Records for this task -
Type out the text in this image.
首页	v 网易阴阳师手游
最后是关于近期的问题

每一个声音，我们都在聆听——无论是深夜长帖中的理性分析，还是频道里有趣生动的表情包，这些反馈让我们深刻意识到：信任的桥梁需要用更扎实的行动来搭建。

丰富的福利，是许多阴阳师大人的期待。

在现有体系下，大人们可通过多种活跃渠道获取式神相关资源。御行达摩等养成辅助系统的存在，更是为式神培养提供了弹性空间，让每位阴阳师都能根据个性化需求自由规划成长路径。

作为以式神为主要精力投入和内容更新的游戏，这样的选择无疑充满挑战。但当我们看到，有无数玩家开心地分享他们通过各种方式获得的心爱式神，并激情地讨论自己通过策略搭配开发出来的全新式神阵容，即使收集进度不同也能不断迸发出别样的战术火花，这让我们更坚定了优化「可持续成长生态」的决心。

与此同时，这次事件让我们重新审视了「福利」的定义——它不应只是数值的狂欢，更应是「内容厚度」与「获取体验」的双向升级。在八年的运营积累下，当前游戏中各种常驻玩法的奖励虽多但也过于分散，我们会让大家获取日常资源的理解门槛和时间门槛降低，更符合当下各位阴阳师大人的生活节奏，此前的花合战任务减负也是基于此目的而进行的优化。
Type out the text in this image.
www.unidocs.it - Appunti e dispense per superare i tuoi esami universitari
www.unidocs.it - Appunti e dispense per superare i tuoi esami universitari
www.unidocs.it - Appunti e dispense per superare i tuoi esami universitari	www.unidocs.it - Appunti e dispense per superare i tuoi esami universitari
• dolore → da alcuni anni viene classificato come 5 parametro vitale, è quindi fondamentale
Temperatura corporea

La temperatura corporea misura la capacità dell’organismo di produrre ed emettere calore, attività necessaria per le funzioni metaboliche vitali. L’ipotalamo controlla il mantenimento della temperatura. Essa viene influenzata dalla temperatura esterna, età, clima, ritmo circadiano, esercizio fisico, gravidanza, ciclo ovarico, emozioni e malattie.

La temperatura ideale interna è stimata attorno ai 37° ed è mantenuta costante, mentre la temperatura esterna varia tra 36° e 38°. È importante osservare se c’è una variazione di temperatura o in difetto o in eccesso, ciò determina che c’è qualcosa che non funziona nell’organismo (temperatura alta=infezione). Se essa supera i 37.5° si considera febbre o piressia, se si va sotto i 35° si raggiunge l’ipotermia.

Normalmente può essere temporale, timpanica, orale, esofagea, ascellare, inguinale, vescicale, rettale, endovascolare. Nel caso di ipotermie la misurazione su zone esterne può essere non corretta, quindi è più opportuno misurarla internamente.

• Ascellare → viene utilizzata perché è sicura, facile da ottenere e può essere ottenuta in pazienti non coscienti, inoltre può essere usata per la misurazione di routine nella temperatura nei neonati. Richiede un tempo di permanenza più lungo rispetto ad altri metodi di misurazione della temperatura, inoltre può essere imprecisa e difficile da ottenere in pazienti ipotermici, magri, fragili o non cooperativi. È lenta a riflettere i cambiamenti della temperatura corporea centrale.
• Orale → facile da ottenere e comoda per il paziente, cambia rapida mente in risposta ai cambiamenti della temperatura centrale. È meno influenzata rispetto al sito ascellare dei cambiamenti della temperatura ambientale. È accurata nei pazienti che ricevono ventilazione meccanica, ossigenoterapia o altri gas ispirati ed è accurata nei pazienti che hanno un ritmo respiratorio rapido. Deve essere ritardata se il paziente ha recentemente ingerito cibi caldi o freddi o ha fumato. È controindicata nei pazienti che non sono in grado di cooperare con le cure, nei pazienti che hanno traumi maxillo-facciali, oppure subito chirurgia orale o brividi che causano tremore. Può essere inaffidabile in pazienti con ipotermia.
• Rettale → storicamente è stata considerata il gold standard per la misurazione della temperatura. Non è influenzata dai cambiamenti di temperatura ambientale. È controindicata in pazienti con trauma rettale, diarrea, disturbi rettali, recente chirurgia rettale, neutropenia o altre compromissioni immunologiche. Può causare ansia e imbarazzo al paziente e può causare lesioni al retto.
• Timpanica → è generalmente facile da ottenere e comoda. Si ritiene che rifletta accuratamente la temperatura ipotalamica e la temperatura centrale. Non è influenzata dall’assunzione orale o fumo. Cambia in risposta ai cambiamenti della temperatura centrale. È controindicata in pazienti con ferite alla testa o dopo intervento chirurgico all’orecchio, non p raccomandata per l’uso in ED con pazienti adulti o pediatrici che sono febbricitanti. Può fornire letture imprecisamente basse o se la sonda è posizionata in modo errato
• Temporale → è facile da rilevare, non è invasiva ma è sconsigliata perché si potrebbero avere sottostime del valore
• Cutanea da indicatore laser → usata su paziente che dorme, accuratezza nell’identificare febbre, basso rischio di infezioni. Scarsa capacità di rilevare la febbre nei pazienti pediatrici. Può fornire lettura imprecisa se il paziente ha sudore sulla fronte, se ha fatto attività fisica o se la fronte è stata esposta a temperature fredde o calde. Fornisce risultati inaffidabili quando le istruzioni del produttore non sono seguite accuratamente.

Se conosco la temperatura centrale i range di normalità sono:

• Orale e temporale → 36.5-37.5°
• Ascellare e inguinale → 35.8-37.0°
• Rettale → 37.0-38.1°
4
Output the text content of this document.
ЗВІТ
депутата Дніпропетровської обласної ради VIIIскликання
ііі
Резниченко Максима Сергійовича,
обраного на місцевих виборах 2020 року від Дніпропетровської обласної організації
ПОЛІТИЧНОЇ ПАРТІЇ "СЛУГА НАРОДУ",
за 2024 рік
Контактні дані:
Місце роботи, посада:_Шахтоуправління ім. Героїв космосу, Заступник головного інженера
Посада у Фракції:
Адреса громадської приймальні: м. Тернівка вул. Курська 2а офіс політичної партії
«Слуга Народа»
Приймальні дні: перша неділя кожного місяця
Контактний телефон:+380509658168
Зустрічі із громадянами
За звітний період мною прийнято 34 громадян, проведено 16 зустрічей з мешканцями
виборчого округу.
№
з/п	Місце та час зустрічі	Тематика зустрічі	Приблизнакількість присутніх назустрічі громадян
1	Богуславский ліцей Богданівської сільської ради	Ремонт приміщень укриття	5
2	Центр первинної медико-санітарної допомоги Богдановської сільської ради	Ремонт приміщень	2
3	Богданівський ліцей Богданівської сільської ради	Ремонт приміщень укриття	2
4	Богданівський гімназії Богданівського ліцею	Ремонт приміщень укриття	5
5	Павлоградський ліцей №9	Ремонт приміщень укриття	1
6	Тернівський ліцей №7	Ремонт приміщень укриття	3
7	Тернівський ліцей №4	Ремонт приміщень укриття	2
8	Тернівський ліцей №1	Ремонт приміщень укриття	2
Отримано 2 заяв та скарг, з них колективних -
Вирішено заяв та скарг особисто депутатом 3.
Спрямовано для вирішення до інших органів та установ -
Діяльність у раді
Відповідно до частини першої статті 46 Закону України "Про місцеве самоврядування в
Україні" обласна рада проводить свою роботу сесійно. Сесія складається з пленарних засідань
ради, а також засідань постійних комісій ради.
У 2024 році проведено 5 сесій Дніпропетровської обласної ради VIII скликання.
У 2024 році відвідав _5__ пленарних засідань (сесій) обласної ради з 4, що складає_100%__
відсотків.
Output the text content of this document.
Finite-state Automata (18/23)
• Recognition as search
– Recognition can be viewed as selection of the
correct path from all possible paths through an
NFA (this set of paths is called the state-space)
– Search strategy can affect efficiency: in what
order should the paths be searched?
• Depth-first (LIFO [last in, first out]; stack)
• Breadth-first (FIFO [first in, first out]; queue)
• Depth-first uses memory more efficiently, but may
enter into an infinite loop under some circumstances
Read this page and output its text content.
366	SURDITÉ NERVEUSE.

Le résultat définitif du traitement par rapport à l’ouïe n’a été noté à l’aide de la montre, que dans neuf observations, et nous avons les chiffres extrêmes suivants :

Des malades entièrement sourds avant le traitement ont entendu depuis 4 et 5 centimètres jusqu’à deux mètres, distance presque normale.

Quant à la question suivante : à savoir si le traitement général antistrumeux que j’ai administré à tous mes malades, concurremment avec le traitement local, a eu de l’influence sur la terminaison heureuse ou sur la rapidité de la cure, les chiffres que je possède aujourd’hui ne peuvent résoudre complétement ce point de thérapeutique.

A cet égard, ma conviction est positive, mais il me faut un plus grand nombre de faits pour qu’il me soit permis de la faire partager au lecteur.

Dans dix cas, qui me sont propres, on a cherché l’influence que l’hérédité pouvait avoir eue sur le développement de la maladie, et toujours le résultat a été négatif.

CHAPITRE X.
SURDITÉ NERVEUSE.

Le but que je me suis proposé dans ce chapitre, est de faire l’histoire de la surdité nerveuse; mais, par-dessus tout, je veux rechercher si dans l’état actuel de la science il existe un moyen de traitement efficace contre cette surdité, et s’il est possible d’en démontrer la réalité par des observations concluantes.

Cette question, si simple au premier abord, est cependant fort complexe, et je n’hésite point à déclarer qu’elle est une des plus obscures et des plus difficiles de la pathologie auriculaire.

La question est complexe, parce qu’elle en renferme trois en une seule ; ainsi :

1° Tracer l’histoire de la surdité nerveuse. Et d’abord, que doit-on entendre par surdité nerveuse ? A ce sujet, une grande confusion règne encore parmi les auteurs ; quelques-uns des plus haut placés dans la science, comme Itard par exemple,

Set problem - Check each line above for the word "ліцей", and copy the lines where it appears.

Solution for this problem -
1	Богуславский ліцей Богданівської сільської ради	Ремонт приміщень укриття	5
3	Богданівський ліцей Богданівської сільської ради	Ремонт приміщень укриття	2
5	Павлоградський ліцей №9	Ремонт приміщень укриття	1
6	Тернівський ліцей №7	Ремонт приміщень укриття	3
7	Тернівський ліцей №4	Ремонт приміщень укриття	2
8	Тернівський ліцей №1	Ремонт приміщень укриття	2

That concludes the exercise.